··· Entries shown
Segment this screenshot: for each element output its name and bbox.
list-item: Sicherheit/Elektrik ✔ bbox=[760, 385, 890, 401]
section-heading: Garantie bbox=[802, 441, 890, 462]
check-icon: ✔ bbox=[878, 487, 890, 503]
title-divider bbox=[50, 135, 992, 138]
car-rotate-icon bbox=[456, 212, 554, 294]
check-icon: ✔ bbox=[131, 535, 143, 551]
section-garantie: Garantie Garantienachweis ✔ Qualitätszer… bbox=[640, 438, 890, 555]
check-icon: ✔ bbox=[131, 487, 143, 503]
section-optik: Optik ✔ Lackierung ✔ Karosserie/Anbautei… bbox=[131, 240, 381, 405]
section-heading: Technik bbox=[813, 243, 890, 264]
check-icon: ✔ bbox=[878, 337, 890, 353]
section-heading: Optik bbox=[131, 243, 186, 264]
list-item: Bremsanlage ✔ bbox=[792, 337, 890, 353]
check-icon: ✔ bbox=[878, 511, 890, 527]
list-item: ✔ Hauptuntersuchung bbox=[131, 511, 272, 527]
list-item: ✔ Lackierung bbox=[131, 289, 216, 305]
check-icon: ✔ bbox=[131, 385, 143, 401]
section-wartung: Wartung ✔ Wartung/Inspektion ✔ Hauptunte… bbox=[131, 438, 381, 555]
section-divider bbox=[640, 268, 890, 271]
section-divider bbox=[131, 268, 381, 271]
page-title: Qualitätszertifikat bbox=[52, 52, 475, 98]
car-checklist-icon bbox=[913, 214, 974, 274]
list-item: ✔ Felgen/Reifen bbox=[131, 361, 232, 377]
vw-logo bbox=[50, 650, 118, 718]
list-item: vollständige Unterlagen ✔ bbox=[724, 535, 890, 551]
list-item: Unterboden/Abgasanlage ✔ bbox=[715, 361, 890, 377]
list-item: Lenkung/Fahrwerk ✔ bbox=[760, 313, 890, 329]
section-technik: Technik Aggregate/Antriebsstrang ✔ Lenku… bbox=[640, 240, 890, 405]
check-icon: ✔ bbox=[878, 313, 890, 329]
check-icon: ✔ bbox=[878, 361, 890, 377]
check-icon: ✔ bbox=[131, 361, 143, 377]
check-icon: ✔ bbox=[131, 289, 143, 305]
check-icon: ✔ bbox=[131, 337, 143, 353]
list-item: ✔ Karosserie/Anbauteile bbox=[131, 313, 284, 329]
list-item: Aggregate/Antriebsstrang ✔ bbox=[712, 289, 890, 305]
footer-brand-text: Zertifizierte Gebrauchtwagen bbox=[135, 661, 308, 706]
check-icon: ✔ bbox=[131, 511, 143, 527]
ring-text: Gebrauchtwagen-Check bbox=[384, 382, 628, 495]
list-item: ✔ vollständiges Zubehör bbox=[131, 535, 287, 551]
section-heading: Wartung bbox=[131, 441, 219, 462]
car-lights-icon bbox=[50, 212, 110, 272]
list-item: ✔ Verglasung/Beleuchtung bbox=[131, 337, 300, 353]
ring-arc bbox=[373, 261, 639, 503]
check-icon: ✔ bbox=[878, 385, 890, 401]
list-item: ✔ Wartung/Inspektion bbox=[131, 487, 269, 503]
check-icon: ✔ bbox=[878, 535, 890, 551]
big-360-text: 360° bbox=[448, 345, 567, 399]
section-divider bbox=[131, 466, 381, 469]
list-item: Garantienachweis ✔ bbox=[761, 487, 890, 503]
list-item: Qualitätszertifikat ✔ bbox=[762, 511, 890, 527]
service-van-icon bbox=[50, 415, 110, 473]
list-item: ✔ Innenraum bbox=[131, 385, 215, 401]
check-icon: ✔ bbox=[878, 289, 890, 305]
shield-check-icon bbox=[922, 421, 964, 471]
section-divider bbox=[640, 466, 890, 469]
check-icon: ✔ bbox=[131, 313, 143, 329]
······
Quote every line of the data above word for word.

== Expected answer ==
Segment this screenshot: for each element output its name and bbox.
list-item: Sicherheit/Elektrik ✔ bbox=[760, 385, 890, 401]
section-heading: Garantie bbox=[802, 441, 890, 462]
check-icon: ✔ bbox=[878, 487, 890, 503]
title-divider bbox=[50, 135, 992, 138]
car-rotate-icon bbox=[456, 212, 554, 294]
check-icon: ✔ bbox=[131, 535, 143, 551]
section-garantie: Garantie Garantienachweis ✔ Qualitätszer… bbox=[640, 438, 890, 555]
check-icon: ✔ bbox=[131, 487, 143, 503]
section-optik: Optik ✔ Lackierung ✔ Karosserie/Anbautei… bbox=[131, 240, 381, 405]
section-heading: Technik bbox=[813, 243, 890, 264]
check-icon: ✔ bbox=[878, 337, 890, 353]
section-heading: Optik bbox=[131, 243, 186, 264]
list-item: Bremsanlage ✔ bbox=[792, 337, 890, 353]
check-icon: ✔ bbox=[878, 511, 890, 527]
list-item: ✔ Hauptuntersuchung bbox=[131, 511, 272, 527]
list-item: ✔ Lackierung bbox=[131, 289, 216, 305]
check-icon: ✔ bbox=[131, 385, 143, 401]
section-wartung: Wartung ✔ Wartung/Inspektion ✔ Hauptunte… bbox=[131, 438, 381, 555]
section-divider bbox=[640, 268, 890, 271]
section-divider bbox=[131, 268, 381, 271]
page-title: Qualitätszertifikat bbox=[52, 52, 475, 98]
car-checklist-icon bbox=[913, 214, 974, 274]
list-item: ✔ Felgen/Reifen bbox=[131, 361, 232, 377]
vw-logo bbox=[50, 650, 118, 718]
list-item: vollständige Unterlagen ✔ bbox=[724, 535, 890, 551]
list-item: Unterboden/Abgasanlage ✔ bbox=[715, 361, 890, 377]
list-item: Lenkung/Fahrwerk ✔ bbox=[760, 313, 890, 329]
section-technik: Technik Aggregate/Antriebsstrang ✔ Lenku… bbox=[640, 240, 890, 405]
check-icon: ✔ bbox=[878, 313, 890, 329]
check-icon: ✔ bbox=[878, 361, 890, 377]
check-icon: ✔ bbox=[131, 361, 143, 377]
check-icon: ✔ bbox=[131, 289, 143, 305]
check-icon: ✔ bbox=[131, 337, 143, 353]
list-item: ✔ Karosserie/Anbauteile bbox=[131, 313, 284, 329]
list-item: Aggregate/Antriebsstrang ✔ bbox=[712, 289, 890, 305]
footer-brand-text: Zertifizierte Gebrauchtwagen bbox=[135, 661, 308, 706]
check-icon: ✔ bbox=[131, 511, 143, 527]
ring-text: Gebrauchtwagen-Check bbox=[384, 382, 628, 495]
list-item: ✔ vollständiges Zubehör bbox=[131, 535, 287, 551]
section-heading: Wartung bbox=[131, 441, 219, 462]
car-lights-icon bbox=[50, 212, 110, 272]
list-item: ✔ Verglasung/Beleuchtung bbox=[131, 337, 300, 353]
ring-arc bbox=[373, 261, 639, 503]
check-icon: ✔ bbox=[878, 385, 890, 401]
list-item: ✔ Wartung/Inspektion bbox=[131, 487, 269, 503]
check-icon: ✔ bbox=[878, 535, 890, 551]
big-360-text: 360° bbox=[448, 345, 567, 399]
section-divider bbox=[131, 466, 381, 469]
list-item: Garantienachweis ✔ bbox=[761, 487, 890, 503]
list-item: Qualitätszertifikat ✔ bbox=[762, 511, 890, 527]
service-van-icon bbox=[50, 415, 110, 473]
list-item: ✔ Innenraum bbox=[131, 385, 215, 401]
check-icon: ✔ bbox=[878, 289, 890, 305]
shield-check-icon bbox=[922, 421, 964, 471]
section-divider bbox=[640, 466, 890, 469]
check-icon: ✔ bbox=[131, 313, 143, 329]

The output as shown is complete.